
    I wrote a paper on aspects of social network analysis (SNA) for my Masters degree in Virtual Communication, and SNA is a genuinely fascinating field. If, however, speedy response is crucial to the process or to establishing or maintaining trust, email is not the communication mode I would choose.

    Could I venture to suggest that endeavouring to respond speedily to all email, whether to develop trust or otherwise, would make you a slave to your Inbox and reduce your productivity by an alarming degree?

  • Hi, Terry. Thanks for taking this question seriously.

    You and I may each have a different interpretation of “speedy,” which indeed was not defined in the article. To me, speedy would be within 24 to 48 hours, depending on the urgency and importance of the message. I would like to respond to all my legitimate email within that timeframe, but I often cannot because of classes, travel, and various commitments.

####################

ASSIGNED TASK A
In the discussion about email response times, why does the reply to Terry say its writer often can't answer legitimate email within 24 to 48 hours?
ASSIGNED TASK B
Resume the discussion about email response times, picking up right after its last sentence.

####################

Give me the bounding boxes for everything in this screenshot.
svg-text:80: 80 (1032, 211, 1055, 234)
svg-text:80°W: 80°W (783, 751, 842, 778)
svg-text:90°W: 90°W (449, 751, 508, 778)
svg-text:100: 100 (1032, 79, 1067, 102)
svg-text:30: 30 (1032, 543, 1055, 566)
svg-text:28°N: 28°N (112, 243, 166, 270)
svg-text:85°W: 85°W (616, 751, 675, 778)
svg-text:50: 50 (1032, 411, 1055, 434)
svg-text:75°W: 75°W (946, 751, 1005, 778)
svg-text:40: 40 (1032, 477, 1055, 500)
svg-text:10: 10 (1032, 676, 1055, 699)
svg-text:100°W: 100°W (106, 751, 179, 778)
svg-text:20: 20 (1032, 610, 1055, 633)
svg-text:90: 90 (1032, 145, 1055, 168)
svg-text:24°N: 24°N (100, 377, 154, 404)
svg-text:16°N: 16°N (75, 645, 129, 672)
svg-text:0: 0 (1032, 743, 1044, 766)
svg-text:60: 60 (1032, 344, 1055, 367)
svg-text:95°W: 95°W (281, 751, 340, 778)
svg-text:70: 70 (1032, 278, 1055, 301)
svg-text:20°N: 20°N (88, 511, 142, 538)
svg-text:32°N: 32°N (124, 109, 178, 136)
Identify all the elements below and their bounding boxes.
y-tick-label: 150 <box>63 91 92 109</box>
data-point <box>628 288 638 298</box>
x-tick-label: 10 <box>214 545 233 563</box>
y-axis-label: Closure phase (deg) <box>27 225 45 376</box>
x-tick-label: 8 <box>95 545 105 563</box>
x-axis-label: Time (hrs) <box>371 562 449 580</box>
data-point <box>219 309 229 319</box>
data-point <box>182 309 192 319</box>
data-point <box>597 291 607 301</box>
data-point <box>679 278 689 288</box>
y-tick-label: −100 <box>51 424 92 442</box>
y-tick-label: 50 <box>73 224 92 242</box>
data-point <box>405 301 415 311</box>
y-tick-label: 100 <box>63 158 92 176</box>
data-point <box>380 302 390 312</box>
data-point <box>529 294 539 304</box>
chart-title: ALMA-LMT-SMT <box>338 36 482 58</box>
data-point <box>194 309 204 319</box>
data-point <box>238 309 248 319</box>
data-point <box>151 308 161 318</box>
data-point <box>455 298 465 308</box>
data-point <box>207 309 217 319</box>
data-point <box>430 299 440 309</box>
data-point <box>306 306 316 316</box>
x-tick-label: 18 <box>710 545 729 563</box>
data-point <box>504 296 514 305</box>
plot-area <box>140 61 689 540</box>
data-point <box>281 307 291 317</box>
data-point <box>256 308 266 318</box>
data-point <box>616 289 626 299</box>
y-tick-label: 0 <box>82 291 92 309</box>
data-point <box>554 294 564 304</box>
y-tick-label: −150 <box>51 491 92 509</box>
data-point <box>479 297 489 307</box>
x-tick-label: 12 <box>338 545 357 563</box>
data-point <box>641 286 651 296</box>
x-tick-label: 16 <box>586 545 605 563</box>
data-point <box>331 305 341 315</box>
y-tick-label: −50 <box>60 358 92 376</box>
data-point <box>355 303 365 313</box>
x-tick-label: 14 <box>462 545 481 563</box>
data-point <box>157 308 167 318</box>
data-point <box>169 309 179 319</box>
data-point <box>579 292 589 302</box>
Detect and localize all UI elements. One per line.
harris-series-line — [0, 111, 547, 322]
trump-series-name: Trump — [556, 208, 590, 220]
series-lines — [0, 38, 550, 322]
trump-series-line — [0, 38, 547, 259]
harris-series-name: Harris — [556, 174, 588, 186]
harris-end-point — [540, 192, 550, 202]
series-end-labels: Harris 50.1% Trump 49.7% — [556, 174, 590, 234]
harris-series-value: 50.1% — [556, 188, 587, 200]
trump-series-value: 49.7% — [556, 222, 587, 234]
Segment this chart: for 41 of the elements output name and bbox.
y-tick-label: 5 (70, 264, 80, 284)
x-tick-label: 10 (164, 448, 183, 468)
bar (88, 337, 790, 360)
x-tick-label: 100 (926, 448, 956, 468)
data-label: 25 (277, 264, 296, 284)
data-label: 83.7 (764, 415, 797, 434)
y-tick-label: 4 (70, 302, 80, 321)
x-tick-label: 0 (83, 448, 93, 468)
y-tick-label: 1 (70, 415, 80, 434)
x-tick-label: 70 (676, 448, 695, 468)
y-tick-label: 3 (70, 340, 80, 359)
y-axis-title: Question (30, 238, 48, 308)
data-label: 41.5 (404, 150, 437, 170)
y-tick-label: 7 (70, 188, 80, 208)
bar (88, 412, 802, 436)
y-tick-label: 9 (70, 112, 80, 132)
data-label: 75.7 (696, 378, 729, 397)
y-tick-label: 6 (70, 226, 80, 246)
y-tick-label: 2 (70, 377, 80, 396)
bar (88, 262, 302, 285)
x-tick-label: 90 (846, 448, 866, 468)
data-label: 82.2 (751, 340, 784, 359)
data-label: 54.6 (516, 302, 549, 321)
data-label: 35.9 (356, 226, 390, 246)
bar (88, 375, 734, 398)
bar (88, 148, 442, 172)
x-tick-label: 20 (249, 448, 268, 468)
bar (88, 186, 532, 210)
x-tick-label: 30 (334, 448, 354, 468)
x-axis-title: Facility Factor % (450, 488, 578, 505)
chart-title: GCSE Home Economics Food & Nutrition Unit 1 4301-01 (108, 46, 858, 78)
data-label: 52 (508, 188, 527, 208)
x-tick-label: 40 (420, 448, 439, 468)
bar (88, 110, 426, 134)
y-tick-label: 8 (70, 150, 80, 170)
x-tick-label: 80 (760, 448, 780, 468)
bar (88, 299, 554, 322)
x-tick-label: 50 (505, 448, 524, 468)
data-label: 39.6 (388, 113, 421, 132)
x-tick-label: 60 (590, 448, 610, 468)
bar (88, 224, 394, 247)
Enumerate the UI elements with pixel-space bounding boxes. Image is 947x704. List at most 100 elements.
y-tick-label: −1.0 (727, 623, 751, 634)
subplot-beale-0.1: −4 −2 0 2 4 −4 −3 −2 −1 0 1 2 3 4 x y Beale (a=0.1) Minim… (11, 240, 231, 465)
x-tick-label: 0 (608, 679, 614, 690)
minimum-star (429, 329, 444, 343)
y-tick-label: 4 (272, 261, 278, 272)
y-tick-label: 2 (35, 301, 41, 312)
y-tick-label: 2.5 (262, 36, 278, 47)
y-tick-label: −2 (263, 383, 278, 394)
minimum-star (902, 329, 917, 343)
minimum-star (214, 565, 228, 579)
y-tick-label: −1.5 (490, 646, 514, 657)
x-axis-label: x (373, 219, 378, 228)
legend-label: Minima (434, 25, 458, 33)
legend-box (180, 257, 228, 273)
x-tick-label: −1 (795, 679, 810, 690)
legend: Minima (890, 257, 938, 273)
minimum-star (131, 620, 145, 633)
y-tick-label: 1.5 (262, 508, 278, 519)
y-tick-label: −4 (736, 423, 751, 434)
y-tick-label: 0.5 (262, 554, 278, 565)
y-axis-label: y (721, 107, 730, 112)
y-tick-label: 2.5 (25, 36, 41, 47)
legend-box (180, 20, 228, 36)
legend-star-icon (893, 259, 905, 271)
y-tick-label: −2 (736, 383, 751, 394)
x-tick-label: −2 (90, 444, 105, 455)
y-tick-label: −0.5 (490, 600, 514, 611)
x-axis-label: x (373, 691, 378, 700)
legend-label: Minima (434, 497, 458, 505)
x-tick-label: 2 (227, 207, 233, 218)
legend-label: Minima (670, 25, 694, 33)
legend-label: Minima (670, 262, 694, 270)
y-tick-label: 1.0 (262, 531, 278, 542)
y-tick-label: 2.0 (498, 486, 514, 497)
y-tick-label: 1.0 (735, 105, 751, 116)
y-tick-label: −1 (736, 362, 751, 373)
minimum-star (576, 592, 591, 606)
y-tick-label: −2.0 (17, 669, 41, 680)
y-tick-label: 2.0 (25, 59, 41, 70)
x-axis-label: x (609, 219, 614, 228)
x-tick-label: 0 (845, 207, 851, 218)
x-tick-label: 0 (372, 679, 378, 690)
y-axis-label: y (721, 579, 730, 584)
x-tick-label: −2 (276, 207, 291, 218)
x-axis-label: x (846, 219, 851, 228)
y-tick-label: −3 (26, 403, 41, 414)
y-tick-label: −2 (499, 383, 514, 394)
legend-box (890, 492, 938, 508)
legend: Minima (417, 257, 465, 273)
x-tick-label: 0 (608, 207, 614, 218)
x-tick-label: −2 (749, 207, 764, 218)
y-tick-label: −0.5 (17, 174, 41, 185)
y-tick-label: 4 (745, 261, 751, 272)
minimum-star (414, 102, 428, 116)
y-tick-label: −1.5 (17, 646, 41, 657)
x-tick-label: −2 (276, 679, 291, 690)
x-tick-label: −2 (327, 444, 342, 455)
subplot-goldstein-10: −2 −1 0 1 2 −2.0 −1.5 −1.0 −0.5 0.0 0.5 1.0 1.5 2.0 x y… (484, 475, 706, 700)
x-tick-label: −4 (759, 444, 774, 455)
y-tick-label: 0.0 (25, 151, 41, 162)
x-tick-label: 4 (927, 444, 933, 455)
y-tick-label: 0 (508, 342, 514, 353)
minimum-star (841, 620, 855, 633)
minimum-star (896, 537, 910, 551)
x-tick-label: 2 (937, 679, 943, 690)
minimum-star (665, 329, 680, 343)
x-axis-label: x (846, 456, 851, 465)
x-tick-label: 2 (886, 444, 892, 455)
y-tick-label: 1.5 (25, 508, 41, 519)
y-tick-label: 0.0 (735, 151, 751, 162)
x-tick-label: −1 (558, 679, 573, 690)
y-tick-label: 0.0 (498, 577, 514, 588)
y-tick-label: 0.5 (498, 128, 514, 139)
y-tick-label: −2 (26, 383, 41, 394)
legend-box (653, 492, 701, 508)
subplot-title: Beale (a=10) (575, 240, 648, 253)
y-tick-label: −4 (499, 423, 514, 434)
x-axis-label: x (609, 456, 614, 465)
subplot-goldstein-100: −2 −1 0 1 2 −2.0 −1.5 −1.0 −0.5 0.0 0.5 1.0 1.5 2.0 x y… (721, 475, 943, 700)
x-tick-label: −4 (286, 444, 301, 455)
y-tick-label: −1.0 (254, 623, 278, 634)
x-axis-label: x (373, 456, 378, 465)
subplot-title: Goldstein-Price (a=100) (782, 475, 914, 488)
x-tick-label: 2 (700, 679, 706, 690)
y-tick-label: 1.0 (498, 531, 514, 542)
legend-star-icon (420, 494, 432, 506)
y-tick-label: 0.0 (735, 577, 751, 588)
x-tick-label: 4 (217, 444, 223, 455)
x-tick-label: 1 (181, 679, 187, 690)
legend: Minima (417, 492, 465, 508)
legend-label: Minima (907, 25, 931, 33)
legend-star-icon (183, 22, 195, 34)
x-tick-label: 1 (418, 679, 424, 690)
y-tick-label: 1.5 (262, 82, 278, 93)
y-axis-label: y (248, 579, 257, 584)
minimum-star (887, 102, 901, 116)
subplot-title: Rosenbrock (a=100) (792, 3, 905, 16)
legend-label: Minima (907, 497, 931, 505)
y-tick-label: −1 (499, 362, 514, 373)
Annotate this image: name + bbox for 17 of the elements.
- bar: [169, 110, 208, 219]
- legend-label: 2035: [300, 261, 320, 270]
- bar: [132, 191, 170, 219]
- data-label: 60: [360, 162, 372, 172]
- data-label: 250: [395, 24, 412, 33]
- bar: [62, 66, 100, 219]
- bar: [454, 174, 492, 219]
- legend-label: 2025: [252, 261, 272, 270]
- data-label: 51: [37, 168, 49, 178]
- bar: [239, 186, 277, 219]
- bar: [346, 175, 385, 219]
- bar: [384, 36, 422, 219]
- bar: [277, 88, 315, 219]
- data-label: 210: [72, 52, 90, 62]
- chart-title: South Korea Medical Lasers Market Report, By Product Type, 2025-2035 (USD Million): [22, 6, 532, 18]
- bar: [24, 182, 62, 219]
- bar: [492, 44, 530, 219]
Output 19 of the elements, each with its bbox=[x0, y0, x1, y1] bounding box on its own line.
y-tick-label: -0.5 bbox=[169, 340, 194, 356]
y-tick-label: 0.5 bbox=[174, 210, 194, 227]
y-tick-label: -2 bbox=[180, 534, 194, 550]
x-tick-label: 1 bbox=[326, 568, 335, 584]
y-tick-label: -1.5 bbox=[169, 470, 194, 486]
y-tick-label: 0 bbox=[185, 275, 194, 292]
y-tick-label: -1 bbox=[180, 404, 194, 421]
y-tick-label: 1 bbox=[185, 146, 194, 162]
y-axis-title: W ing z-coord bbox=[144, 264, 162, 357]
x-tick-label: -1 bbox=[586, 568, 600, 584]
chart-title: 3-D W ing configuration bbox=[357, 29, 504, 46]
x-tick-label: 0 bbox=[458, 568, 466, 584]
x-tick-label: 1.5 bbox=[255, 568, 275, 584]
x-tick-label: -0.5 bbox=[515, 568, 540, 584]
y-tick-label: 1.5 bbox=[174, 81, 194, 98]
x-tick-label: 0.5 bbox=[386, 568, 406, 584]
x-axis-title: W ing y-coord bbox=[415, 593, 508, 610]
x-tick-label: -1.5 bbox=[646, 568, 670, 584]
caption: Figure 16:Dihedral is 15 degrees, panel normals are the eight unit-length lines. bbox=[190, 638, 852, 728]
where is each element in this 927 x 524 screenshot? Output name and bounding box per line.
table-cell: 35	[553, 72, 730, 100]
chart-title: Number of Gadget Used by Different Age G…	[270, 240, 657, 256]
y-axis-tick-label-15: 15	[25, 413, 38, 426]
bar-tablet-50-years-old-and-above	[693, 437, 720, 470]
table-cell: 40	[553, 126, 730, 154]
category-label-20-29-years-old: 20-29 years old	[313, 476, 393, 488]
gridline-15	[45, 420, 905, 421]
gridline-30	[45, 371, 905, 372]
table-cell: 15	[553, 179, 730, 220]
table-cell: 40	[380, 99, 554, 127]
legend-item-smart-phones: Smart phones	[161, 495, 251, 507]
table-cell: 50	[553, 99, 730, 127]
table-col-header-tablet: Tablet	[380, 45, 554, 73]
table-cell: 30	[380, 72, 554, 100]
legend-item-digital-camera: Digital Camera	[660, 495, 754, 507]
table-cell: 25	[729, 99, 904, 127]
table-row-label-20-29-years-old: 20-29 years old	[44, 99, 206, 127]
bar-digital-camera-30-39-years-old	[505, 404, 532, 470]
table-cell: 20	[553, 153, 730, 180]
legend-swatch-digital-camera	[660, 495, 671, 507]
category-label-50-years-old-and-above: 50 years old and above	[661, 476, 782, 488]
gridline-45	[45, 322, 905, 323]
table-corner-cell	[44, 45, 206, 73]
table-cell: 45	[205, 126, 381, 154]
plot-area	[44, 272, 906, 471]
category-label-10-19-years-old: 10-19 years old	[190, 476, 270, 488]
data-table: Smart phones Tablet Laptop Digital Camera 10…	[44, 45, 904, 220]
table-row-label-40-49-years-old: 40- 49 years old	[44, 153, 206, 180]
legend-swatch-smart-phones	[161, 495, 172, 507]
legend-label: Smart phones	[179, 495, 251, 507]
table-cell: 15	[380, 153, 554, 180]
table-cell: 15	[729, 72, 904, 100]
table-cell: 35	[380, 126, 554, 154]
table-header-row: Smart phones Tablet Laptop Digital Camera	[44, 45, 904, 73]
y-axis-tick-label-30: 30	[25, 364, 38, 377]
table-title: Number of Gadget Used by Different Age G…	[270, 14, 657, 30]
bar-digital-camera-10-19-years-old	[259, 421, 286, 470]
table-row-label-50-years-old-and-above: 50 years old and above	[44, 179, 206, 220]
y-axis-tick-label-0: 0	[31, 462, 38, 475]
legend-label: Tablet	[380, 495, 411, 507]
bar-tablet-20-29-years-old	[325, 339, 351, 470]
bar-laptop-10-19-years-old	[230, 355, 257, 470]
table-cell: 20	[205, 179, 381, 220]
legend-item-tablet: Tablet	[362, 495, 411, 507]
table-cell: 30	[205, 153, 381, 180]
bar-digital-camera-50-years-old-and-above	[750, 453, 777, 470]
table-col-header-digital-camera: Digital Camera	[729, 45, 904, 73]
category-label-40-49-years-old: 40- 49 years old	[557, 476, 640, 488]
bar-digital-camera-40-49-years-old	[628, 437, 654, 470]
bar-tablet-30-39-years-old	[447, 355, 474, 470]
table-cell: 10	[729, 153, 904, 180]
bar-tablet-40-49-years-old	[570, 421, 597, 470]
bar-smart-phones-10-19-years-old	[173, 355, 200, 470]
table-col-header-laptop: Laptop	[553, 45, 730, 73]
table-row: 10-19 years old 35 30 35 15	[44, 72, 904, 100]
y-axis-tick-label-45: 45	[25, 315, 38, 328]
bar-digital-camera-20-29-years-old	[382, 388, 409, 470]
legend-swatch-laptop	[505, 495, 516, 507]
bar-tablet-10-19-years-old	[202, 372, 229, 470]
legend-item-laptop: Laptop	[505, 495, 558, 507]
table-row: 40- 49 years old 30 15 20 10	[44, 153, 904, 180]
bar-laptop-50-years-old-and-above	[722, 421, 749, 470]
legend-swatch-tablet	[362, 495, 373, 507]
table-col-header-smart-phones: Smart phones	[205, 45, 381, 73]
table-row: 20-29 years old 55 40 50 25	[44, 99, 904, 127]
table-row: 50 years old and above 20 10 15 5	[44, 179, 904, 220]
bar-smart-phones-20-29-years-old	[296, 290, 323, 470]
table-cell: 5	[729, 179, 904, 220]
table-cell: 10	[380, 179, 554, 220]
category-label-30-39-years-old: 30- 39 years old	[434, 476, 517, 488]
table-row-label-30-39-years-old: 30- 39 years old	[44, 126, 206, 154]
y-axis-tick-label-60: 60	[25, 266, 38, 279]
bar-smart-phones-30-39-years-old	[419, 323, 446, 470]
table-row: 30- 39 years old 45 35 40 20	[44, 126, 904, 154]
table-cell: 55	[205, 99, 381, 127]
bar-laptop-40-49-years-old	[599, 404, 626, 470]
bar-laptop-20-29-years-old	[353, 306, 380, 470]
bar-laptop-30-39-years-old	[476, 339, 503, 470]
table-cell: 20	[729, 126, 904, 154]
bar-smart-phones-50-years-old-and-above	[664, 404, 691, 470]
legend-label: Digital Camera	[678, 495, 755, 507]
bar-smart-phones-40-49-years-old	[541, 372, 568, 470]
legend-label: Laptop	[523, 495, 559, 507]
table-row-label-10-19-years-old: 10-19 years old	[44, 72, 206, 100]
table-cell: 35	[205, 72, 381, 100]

####################

RESPONSE AREA A
The writer is often kept from answering within that timeframe by classes, travel, and various other commitments.

RESPONSE AREA B
    When I read the article on Thursday night, I immediately thought of two emails: one from a woman with whom I had had lunch on Tuesday who then wrote to me on Tuesday afternoon, and another from someone requesting permission to use my copyrighted material. She had written to me a week earlier, and I had not responded yet.

    I think the trust issue was relevant in both situations. In the first, I had offered to review the woman’s resume. When she sent it, I needed to either respond that I had received it or respond with feedback on her resume. I didn’t choose the first option because I thought I would be able to respond quickly with feedback, but then other work intervened. With the passage of time, I would worry that my offer would seem insincere and therefore diminish trust.

    With the request for permission, I always need time to review the request closely. However, if a week goes by, it is not unrealistic for people to think I am not going to respond and therefore do not deserve their trust.

    After reading the article on Thursday night, I responded to both messages and a few others. Then I was pleased to feel a bit more trustworthy.

    If I hired an assistant to handle all or most of my email, I could see that my messages get a response within 24 to 48 hours. Perhaps that is the answer to avoiding being a slave to email while building trust through quick responses.

    Thanks for participating in the conversation.

    Lynn

  • Hi, Lester. Thank you for the link to the apology article. I read it and am interested in reading more about the studies themselves. I am intrigued that we are more satisfied with an apology that we imagine than one we actually receive.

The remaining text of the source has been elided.